*What the task asks:*
Print the listing as it stands, omitting all images.

____ Extracted records

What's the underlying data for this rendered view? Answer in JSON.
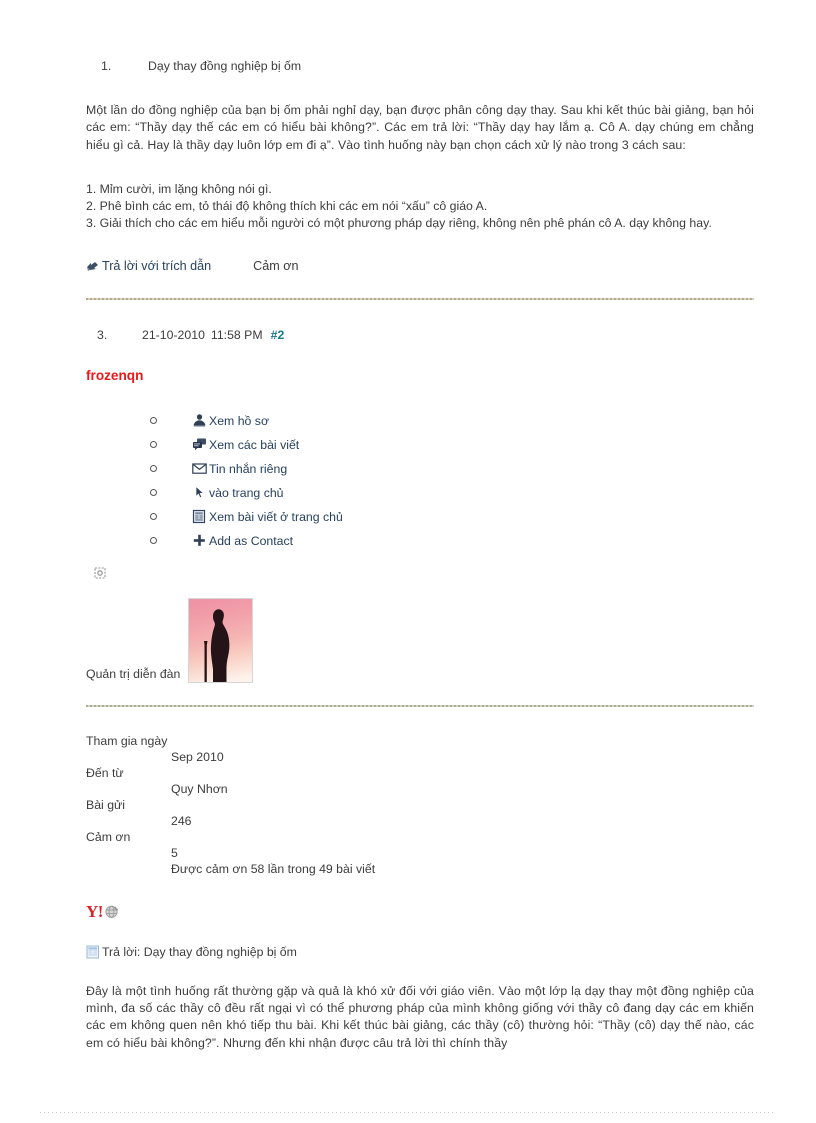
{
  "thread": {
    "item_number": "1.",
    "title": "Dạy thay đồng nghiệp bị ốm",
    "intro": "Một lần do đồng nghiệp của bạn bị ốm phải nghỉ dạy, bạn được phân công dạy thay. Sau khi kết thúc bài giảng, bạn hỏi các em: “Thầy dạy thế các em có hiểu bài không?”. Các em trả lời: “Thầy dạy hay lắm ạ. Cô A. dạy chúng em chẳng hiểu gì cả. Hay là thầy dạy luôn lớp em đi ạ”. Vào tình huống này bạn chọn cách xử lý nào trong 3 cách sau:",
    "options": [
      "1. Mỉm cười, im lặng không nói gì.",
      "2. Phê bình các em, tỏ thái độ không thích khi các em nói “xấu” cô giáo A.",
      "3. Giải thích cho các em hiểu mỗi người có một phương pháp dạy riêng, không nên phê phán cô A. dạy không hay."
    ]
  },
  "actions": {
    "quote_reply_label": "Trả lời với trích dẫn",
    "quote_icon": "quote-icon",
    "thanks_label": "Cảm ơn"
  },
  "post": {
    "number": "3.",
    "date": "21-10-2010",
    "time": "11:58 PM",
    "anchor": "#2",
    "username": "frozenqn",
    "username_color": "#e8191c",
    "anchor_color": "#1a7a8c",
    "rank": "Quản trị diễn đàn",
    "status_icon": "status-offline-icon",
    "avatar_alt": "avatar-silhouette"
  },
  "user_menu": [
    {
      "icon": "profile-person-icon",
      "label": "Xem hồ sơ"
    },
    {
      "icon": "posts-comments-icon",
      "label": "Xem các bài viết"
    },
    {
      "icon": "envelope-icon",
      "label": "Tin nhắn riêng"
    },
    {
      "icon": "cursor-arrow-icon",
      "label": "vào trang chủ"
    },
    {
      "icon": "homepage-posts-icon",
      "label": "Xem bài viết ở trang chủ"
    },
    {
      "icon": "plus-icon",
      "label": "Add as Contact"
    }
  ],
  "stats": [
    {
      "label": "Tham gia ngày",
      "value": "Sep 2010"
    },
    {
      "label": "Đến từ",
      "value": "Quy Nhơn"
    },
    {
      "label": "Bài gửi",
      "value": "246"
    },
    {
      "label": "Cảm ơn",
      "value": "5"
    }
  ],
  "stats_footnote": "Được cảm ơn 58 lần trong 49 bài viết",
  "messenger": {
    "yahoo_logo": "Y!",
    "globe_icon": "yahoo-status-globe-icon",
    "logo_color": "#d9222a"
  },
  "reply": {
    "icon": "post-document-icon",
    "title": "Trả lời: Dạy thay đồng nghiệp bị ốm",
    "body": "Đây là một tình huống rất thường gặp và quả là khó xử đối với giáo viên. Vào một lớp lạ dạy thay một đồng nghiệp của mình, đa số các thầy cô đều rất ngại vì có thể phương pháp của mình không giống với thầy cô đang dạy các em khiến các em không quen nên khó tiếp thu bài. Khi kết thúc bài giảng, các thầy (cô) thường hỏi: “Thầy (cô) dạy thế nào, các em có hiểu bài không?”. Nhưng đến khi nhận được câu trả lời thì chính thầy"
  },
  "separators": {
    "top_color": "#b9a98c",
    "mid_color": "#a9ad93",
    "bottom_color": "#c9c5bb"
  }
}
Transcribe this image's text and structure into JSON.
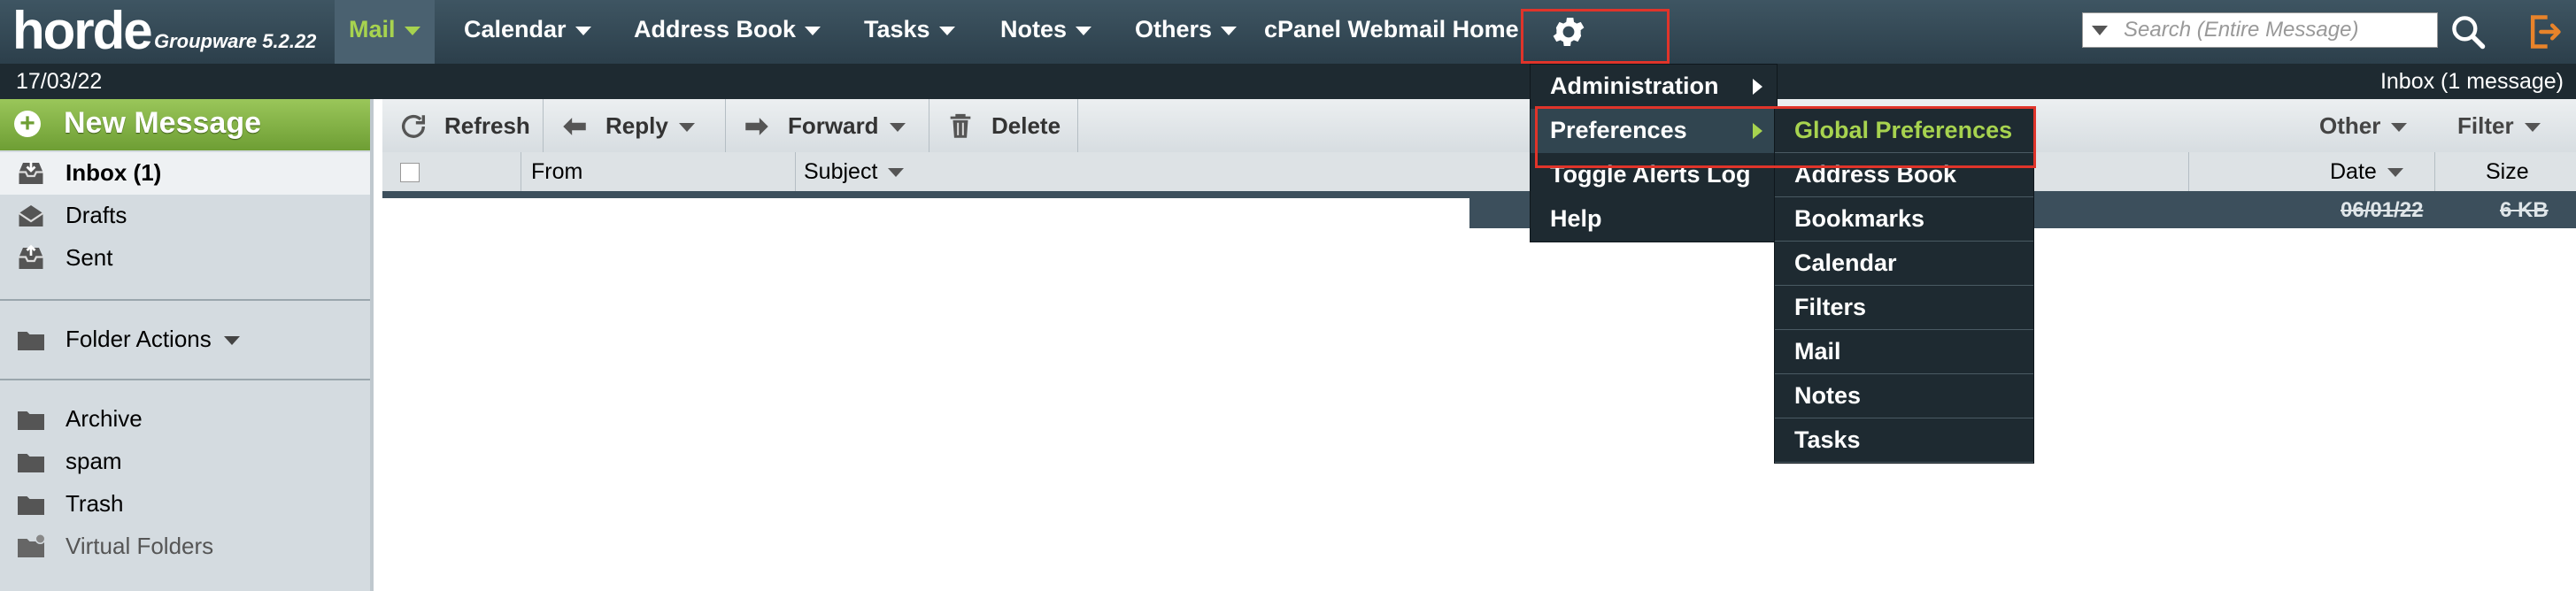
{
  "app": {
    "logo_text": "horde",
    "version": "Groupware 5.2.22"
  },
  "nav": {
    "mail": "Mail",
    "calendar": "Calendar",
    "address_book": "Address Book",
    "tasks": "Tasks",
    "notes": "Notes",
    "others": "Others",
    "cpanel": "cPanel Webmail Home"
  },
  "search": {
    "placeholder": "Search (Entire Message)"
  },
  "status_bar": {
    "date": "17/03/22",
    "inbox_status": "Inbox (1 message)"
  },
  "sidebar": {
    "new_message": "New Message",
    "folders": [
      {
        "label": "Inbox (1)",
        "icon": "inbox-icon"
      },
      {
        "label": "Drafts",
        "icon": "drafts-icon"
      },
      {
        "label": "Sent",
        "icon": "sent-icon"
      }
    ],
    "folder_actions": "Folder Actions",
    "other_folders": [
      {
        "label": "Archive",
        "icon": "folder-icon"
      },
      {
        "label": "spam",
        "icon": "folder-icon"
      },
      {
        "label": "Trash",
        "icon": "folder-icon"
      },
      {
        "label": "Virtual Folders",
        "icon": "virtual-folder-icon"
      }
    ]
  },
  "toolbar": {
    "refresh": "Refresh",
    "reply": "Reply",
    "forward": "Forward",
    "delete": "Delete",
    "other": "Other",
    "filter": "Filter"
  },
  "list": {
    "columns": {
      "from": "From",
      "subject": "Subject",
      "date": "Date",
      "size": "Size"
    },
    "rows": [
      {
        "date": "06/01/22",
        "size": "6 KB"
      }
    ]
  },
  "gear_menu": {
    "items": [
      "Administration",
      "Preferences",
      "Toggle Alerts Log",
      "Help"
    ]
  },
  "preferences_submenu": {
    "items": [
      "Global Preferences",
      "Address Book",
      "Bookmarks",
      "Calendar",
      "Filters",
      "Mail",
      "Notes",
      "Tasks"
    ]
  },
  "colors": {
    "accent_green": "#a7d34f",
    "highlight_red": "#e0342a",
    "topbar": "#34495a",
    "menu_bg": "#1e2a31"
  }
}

________

*Response:*
What's the underlying data for this rendered view? Answer in JSON.
{
  "thread": {
    "item_number": "1.",
    "title": "Dạy thay đồng nghiệp bị ốm",
    "intro": "Một lần do đồng nghiệp của bạn bị ốm phải nghỉ dạy, bạn được phân công dạy thay. Sau khi kết thúc bài giảng, bạn hỏi các em: “Thầy dạy thế các em có hiểu bài không?”. Các em trả lời: “Thầy dạy hay lắm ạ. Cô A. dạy chúng em chẳng hiểu gì cả. Hay là thầy dạy luôn lớp em đi ạ”. Vào tình huống này bạn chọn cách xử lý nào trong 3 cách sau:",
    "options": [
      "1. Mỉm cười, im lặng không nói gì.",
      "2. Phê bình các em, tỏ thái độ không thích khi các em nói “xấu” cô giáo A.",
      "3. Giải thích cho các em hiểu mỗi người có một phương pháp dạy riêng, không nên phê phán cô A. dạy không hay."
    ]
  },
  "actions": {
    "quote_reply_label": "Trả lời với trích dẫn",
    "quote_icon": "quote-icon",
    "thanks_label": "Cảm ơn"
  },
  "post": {
    "number": "3.",
    "date": "21-10-2010",
    "time": "11:58 PM",
    "anchor": "#2",
    "username": "frozenqn",
    "username_color": "#e8191c",
    "anchor_color": "#1a7a8c",
    "rank": "Quản trị diễn đàn",
    "status_icon": "status-offline-icon",
    "avatar_alt": "avatar-silhouette"
  },
  "user_menu": [
    {
      "icon": "profile-person-icon",
      "label": "Xem hồ sơ"
    },
    {
      "icon": "posts-comments-icon",
      "label": "Xem các bài viết"
    },
    {
      "icon": "envelope-icon",
      "label": "Tin nhắn riêng"
    },
    {
      "icon": "cursor-arrow-icon",
      "label": "vào trang chủ"
    },
    {
      "icon": "homepage-posts-icon",
      "label": "Xem bài viết ở trang chủ"
    },
    {
      "icon": "plus-icon",
      "label": "Add as Contact"
    }
  ],
  "stats": [
    {
      "label": "Tham gia ngày",
      "value": "Sep 2010"
    },
    {
      "label": "Đến từ",
      "value": "Quy Nhơn"
    },
    {
      "label": "Bài gửi",
      "value": "246"
    },
    {
      "label": "Cảm ơn",
      "value": "5"
    }
  ],
  "stats_footnote": "Được cảm ơn 58 lần trong 49 bài viết",
  "messenger": {
    "yahoo_logo": "Y!",
    "globe_icon": "yahoo-status-globe-icon",
    "logo_color": "#d9222a"
  },
  "reply": {
    "icon": "post-document-icon",
    "title": "Trả lời: Dạy thay đồng nghiệp bị ốm",
    "body": "Đây là một tình huống rất thường gặp và quả là khó xử đối với giáo viên. Vào một lớp lạ dạy thay một đồng nghiệp của mình, đa số các thầy cô đều rất ngại vì có thể phương pháp của mình không giống với thầy cô đang dạy các em khiến các em không quen nên khó tiếp thu bài. Khi kết thúc bài giảng, các thầy (cô) thường hỏi: “Thầy (cô) dạy thế nào, các em có hiểu bài không?”. Nhưng đến khi nhận được câu trả lời thì chính thầy"
  },
  "separators": {
    "top_color": "#b9a98c",
    "mid_color": "#a9ad93",
    "bottom_color": "#c9c5bb"
  }
}
Transcribe this image's text and structure into JSON.
{
  "app": {
    "logo_text": "horde",
    "version": "Groupware 5.2.22"
  },
  "nav": {
    "mail": "Mail",
    "calendar": "Calendar",
    "address_book": "Address Book",
    "tasks": "Tasks",
    "notes": "Notes",
    "others": "Others",
    "cpanel": "cPanel Webmail Home"
  },
  "search": {
    "placeholder": "Search (Entire Message)"
  },
  "status_bar": {
    "date": "17/03/22",
    "inbox_status": "Inbox (1 message)"
  },
  "sidebar": {
    "new_message": "New Message",
    "folders": [
      {
        "label": "Inbox (1)",
        "icon": "inbox-icon"
      },
      {
        "label": "Drafts",
        "icon": "drafts-icon"
      },
      {
        "label": "Sent",
        "icon": "sent-icon"
      }
    ],
    "folder_actions": "Folder Actions",
    "other_folders": [
      {
        "label": "Archive",
        "icon": "folder-icon"
      },
      {
        "label": "spam",
        "icon": "folder-icon"
      },
      {
        "label": "Trash",
        "icon": "folder-icon"
      },
      {
        "label": "Virtual Folders",
        "icon": "virtual-folder-icon"
      }
    ]
  },
  "toolbar": {
    "refresh": "Refresh",
    "reply": "Reply",
    "forward": "Forward",
    "delete": "Delete",
    "other": "Other",
    "filter": "Filter"
  },
  "list": {
    "columns": {
      "from": "From",
      "subject": "Subject",
      "date": "Date",
      "size": "Size"
    },
    "rows": [
      {
        "date": "06/01/22",
        "size": "6 KB"
      }
    ]
  },
  "gear_menu": {
    "items": [
      "Administration",
      "Preferences",
      "Toggle Alerts Log",
      "Help"
    ]
  },
  "preferences_submenu": {
    "items": [
      "Global Preferences",
      "Address Book",
      "Bookmarks",
      "Calendar",
      "Filters",
      "Mail",
      "Notes",
      "Tasks"
    ]
  },
  "colors": {
    "accent_green": "#a7d34f",
    "highlight_red": "#e0342a",
    "topbar": "#34495a",
    "menu_bg": "#1e2a31"
  }
}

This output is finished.